═════ Data shown

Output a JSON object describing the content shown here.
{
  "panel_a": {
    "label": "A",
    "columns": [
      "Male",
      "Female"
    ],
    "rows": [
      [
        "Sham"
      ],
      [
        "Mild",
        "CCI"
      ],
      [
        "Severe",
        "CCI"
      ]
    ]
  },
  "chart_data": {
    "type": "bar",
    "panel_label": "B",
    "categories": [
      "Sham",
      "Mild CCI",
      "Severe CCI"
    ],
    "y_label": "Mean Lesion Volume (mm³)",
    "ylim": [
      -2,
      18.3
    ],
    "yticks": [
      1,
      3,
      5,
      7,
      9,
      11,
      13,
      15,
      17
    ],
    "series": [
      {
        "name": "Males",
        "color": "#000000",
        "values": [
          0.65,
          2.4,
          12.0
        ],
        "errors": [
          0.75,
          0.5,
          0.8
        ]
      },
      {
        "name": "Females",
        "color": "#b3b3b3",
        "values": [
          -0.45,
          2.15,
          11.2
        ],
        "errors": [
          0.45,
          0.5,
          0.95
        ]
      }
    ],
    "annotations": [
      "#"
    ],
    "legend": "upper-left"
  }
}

══════════

### What is needed
Nothing in the data may differ; print all of it exactly as written.

### Correct response
Output a JSON object describing the content shown here.
{
  "panel_a": {
    "label": "A",
    "columns": [
      "Male",
      "Female"
    ],
    "rows": [
      [
        "Sham"
      ],
      [
        "Mild",
        "CCI"
      ],
      [
        "Severe",
        "CCI"
      ]
    ]
  },
  "chart_data": {
    "type": "bar",
    "panel_label": "B",
    "categories": [
      "Sham",
      "Mild CCI",
      "Severe CCI"
    ],
    "y_label": "Mean Lesion Volume (mm³)",
    "ylim": [
      -2,
      18.3
    ],
    "yticks": [
      1,
      3,
      5,
      7,
      9,
      11,
      13,
      15,
      17
    ],
    "series": [
      {
        "name": "Males",
        "color": "#000000",
        "values": [
          0.65,
          2.4,
          12.0
        ],
        "errors": [
          0.75,
          0.5,
          0.8
        ]
      },
      {
        "name": "Females",
        "color": "#b3b3b3",
        "values": [
          -0.45,
          2.15,
          11.2
        ],
        "errors": [
          0.45,
          0.5,
          0.95
        ]
      }
    ],
    "annotations": [
      "#"
    ],
    "legend": "upper-left"
  }
}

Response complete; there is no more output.